GIVEN TASK => Please reproduce the items from their first line through the line that contains "443, 386, 455]", keeping every character unchanged.

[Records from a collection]
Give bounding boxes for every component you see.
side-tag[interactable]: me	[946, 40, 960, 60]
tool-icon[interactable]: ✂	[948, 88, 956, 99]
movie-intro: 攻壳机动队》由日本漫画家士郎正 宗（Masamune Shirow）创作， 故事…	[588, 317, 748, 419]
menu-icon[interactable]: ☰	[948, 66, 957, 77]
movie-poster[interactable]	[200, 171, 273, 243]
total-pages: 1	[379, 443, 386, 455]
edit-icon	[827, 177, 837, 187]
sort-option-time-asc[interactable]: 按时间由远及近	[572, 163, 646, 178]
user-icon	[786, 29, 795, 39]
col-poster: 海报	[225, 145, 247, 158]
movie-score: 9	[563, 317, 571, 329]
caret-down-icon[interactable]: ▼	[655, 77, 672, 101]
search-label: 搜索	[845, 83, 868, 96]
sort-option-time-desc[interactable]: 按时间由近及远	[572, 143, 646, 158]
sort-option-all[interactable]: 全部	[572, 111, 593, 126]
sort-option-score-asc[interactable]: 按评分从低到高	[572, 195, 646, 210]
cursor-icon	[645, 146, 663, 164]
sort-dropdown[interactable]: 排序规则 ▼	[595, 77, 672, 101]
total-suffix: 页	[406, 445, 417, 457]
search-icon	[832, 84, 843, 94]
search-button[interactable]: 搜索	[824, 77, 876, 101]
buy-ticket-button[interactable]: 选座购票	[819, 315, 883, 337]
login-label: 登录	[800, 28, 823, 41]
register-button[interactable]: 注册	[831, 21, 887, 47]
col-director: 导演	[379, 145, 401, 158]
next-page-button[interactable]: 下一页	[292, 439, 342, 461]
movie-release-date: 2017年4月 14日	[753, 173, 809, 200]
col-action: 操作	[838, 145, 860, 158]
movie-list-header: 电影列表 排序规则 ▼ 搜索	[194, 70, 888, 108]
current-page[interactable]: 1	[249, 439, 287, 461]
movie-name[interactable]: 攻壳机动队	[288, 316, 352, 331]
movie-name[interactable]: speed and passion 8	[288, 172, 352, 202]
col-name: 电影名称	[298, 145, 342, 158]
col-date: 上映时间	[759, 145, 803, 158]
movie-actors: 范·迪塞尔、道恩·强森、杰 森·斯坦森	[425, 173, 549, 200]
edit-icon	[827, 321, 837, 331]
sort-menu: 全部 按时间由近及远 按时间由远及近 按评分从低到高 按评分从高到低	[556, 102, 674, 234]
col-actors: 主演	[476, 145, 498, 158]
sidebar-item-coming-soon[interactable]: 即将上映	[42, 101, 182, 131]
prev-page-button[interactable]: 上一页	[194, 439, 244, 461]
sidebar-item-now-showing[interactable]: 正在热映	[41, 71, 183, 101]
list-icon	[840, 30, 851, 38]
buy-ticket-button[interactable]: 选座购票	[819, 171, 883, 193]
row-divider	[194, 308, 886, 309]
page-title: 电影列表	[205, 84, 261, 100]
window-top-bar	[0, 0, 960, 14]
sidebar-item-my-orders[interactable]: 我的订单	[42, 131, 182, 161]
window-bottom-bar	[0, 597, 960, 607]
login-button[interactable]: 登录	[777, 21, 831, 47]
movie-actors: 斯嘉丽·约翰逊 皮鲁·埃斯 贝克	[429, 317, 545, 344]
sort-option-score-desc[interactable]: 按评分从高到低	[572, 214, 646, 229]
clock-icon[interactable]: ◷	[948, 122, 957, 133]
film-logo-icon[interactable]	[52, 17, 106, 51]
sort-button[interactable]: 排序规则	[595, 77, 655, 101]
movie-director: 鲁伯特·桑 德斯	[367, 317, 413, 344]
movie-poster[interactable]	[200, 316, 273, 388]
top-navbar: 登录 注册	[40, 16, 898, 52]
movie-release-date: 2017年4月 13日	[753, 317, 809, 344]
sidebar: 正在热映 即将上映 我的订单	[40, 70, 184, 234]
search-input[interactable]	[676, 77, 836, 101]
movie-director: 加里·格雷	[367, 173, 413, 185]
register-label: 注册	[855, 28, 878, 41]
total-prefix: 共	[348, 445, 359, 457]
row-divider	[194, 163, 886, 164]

RESPONSE FOR THIS EXERCISE =>
Give bounding boxes for every component you see.
side-tag[interactable]: me	[946, 40, 960, 60]
tool-icon[interactable]: ✂	[948, 88, 956, 99]
movie-intro: 攻壳机动队》由日本漫画家士郎正 宗（Masamune Shirow）创作， 故事…	[588, 317, 748, 419]
menu-icon[interactable]: ☰	[948, 66, 957, 77]
movie-poster[interactable]	[200, 171, 273, 243]
total-pages: 1	[379, 443, 386, 455]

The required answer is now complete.